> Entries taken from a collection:
——
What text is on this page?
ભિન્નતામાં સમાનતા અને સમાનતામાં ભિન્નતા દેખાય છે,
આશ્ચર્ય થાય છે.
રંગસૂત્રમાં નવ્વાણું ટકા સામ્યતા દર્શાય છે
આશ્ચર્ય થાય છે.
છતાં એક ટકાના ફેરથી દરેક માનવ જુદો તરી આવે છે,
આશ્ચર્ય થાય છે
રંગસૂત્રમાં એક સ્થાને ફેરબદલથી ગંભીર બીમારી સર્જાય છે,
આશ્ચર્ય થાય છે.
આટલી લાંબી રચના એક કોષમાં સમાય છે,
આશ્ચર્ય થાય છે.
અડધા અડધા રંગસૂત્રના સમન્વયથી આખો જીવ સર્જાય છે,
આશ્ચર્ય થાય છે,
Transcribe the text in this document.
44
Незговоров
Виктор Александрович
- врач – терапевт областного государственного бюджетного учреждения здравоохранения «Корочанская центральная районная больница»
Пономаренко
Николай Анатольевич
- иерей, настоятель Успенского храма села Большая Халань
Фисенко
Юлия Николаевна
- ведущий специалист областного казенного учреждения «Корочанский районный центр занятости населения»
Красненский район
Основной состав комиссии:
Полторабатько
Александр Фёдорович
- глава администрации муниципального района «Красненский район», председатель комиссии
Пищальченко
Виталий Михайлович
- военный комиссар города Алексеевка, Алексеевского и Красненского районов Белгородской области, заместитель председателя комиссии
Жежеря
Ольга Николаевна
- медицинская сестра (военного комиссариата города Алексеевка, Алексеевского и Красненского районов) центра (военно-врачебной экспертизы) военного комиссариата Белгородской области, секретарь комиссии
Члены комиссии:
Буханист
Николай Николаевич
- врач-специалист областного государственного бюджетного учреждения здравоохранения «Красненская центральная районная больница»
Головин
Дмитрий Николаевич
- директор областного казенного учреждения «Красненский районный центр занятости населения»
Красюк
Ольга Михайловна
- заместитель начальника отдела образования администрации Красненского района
——
Track down every line holding the string "центральная" and copy it.

- врач – терапевт областного государственного бюджетного учреждения здравоохранения «Корочанская центральная районная больница»
- врач-специалист областного государственного бюджетного учреждения здравоохранения «Красненская центральная районная больница»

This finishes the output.